[TO BE DONE]: Would you output the whole listing below, exactly as it reads?

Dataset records
★ ★ ★ ★ ★

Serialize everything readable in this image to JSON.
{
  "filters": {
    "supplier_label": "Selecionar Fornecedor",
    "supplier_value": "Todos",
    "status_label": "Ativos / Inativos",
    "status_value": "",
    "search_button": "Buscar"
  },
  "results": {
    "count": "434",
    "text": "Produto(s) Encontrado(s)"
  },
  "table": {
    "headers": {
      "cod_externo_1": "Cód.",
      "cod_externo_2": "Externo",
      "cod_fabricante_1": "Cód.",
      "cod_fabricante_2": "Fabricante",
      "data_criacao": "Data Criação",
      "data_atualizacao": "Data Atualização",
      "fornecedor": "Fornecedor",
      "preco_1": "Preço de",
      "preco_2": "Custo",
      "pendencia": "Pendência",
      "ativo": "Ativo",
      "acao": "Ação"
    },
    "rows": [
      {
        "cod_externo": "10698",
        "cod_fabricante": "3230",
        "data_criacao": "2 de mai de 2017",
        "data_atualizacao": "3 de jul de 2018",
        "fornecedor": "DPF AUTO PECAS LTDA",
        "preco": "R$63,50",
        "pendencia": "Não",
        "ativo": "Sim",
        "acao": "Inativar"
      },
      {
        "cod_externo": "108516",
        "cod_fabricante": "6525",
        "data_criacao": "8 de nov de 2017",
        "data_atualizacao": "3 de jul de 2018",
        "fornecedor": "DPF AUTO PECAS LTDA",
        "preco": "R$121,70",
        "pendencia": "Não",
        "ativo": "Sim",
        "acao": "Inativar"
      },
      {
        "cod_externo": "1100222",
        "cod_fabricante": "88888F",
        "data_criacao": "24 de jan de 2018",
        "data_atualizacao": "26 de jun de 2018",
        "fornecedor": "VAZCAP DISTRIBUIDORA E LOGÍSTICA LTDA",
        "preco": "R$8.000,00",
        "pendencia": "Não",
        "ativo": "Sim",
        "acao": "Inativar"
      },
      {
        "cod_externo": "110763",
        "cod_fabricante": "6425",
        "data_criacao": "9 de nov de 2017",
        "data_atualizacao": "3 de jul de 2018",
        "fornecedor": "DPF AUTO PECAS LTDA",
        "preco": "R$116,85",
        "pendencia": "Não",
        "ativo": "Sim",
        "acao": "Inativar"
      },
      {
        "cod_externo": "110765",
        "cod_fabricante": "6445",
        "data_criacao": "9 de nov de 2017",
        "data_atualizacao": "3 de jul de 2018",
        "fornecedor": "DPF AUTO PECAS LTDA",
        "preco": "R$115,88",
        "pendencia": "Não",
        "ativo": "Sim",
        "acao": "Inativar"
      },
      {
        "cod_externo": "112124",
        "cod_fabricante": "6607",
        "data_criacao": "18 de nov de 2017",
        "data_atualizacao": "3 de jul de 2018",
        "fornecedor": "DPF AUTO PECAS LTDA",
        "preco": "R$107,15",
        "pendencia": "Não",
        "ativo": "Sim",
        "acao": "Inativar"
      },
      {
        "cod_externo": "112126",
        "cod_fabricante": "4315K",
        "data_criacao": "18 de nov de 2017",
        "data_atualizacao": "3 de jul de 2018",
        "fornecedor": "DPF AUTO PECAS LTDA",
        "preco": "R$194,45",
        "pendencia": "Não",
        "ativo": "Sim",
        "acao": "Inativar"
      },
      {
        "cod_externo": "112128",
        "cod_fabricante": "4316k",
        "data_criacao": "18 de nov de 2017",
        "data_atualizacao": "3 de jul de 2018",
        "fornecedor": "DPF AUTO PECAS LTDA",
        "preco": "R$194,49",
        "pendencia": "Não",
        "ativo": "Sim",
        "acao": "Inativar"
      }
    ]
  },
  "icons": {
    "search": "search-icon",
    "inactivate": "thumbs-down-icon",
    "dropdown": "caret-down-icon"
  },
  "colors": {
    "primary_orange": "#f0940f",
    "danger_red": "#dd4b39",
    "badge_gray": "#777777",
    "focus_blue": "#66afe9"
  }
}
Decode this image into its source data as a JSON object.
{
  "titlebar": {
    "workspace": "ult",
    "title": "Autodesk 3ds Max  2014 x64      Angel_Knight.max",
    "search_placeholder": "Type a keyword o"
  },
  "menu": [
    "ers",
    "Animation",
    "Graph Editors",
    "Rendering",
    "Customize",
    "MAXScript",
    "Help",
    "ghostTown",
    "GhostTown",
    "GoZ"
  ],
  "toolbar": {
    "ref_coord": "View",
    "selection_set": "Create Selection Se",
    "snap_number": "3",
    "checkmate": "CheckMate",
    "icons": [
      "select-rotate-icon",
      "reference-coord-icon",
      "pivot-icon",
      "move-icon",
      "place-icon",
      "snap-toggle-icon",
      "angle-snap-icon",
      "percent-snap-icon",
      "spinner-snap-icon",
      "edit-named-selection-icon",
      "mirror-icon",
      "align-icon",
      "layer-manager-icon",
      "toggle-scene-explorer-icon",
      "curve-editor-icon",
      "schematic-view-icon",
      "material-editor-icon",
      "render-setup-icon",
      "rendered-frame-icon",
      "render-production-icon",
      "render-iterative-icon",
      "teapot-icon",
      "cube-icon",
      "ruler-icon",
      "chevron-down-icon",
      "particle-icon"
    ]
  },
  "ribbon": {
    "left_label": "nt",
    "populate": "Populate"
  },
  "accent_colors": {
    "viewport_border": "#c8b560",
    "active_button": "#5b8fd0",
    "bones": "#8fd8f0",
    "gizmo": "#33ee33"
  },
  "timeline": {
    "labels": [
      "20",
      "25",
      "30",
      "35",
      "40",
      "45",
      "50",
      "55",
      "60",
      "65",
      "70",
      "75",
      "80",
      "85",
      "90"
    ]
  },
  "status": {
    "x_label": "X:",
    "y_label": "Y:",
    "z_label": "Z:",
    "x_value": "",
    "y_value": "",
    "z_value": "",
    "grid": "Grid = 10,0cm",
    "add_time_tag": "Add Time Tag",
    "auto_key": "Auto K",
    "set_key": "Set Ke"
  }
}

★ ★ ★ ★ ★

[CORRECT RESULT]:
Serialize everything readable in this image to JSON.
{
  "filters": {
    "supplier_label": "Selecionar Fornecedor",
    "supplier_value": "Todos",
    "status_label": "Ativos / Inativos",
    "status_value": "",
    "search_button": "Buscar"
  },
  "results": {
    "count": "434",
    "text": "Produto(s) Encontrado(s)"
  },
  "table": {
    "headers": {
      "cod_externo_1": "Cód.",
      "cod_externo_2": "Externo",
      "cod_fabricante_1": "Cód.",
      "cod_fabricante_2": "Fabricante",
      "data_criacao": "Data Criação",
      "data_atualizacao": "Data Atualização",
      "fornecedor": "Fornecedor",
      "preco_1": "Preço de",
      "preco_2": "Custo",
      "pendencia": "Pendência",
      "ativo": "Ativo",
      "acao": "Ação"
    },
    "rows": [
      {
        "cod_externo": "10698",
        "cod_fabricante": "3230",
        "data_criacao": "2 de mai de 2017",
        "data_atualizacao": "3 de jul de 2018",
        "fornecedor": "DPF AUTO PECAS LTDA",
        "preco": "R$63,50",
        "pendencia": "Não",
        "ativo": "Sim",
        "acao": "Inativar"
      },
      {
        "cod_externo": "108516",
        "cod_fabricante": "6525",
        "data_criacao": "8 de nov de 2017",
        "data_atualizacao": "3 de jul de 2018",
        "fornecedor": "DPF AUTO PECAS LTDA",
        "preco": "R$121,70",
        "pendencia": "Não",
        "ativo": "Sim",
        "acao": "Inativar"
      },
      {
        "cod_externo": "1100222",
        "cod_fabricante": "88888F",
        "data_criacao": "24 de jan de 2018",
        "data_atualizacao": "26 de jun de 2018",
        "fornecedor": "VAZCAP DISTRIBUIDORA E LOGÍSTICA LTDA",
        "preco": "R$8.000,00",
        "pendencia": "Não",
        "ativo": "Sim",
        "acao": "Inativar"
      },
      {
        "cod_externo": "110763",
        "cod_fabricante": "6425",
        "data_criacao": "9 de nov de 2017",
        "data_atualizacao": "3 de jul de 2018",
        "fornecedor": "DPF AUTO PECAS LTDA",
        "preco": "R$116,85",
        "pendencia": "Não",
        "ativo": "Sim",
        "acao": "Inativar"
      },
      {
        "cod_externo": "110765",
        "cod_fabricante": "6445",
        "data_criacao": "9 de nov de 2017",
        "data_atualizacao": "3 de jul de 2018",
        "fornecedor": "DPF AUTO PECAS LTDA",
        "preco": "R$115,88",
        "pendencia": "Não",
        "ativo": "Sim",
        "acao": "Inativar"
      },
      {
        "cod_externo": "112124",
        "cod_fabricante": "6607",
        "data_criacao": "18 de nov de 2017",
        "data_atualizacao": "3 de jul de 2018",
        "fornecedor": "DPF AUTO PECAS LTDA",
        "preco": "R$107,15",
        "pendencia": "Não",
        "ativo": "Sim",
        "acao": "Inativar"
      },
      {
        "cod_externo": "112126",
        "cod_fabricante": "4315K",
        "data_criacao": "18 de nov de 2017",
        "data_atualizacao": "3 de jul de 2018",
        "fornecedor": "DPF AUTO PECAS LTDA",
        "preco": "R$194,45",
        "pendencia": "Não",
        "ativo": "Sim",
        "acao": "Inativar"
      },
      {
        "cod_externo": "112128",
        "cod_fabricante": "4316k",
        "data_criacao": "18 de nov de 2017",
        "data_atualizacao": "3 de jul de 2018",
        "fornecedor": "DPF AUTO PECAS LTDA",
        "preco": "R$194,49",
        "pendencia": "Não",
        "ativo": "Sim",
        "acao": "Inativar"
      }
    ]
  },
  "icons": {
    "search": "search-icon",
    "inactivate": "thumbs-down-icon",
    "dropdown": "caret-down-icon"
  },
  "colors": {
    "primary_orange": "#f0940f",
    "danger_red": "#dd4b39",
    "badge_gray": "#777777",
    "focus_blue": "#66afe9"
  }
}
Decode this image into its source data as a JSON object.
{
  "titlebar": {
    "workspace": "ult",
    "title": "Autodesk 3ds Max  2014 x64      Angel_Knight.max",
    "search_placeholder": "Type a keyword o"
  },
  "menu": [
    "ers",
    "Animation",
    "Graph Editors",
    "Rendering",
    "Customize",
    "MAXScript",
    "Help",
    "ghostTown",
    "GhostTown",
    "GoZ"
  ],
  "toolbar": {
    "ref_coord": "View",
    "selection_set": "Create Selection Se",
    "snap_number": "3",
    "checkmate": "CheckMate",
    "icons": [
      "select-rotate-icon",
      "reference-coord-icon",
      "pivot-icon",
      "move-icon",
      "place-icon",
      "snap-toggle-icon",
      "angle-snap-icon",
      "percent-snap-icon",
      "spinner-snap-icon",
      "edit-named-selection-icon",
      "mirror-icon",
      "align-icon",
      "layer-manager-icon",
      "toggle-scene-explorer-icon",
      "curve-editor-icon",
      "schematic-view-icon",
      "material-editor-icon",
      "render-setup-icon",
      "rendered-frame-icon",
      "render-production-icon",
      "render-iterative-icon",
      "teapot-icon",
      "cube-icon",
      "ruler-icon",
      "chevron-down-icon",
      "particle-icon"
    ]
  },
  "ribbon": {
    "left_label": "nt",
    "populate": "Populate"
  },
  "accent_colors": {
    "viewport_border": "#c8b560",
    "active_button": "#5b8fd0",
    "bones": "#8fd8f0",
    "gizmo": "#33ee33"
  },
  "timeline": {
    "labels": [
      "20",
      "25",
      "30",
      "35",
      "40",
      "45",
      "50",
      "55",
      "60",
      "65",
      "70",
      "75",
      "80",
      "85",
      "90"
    ]
  },
  "status": {
    "x_label": "X:",
    "y_label": "Y:",
    "z_label": "Z:",
    "x_value": "",
    "y_value": "",
    "z_value": "",
    "grid": "Grid = 10,0cm",
    "add_time_tag": "Add Time Tag",
    "auto_key": "Auto K",
    "set_key": "Set Ke"
  }
}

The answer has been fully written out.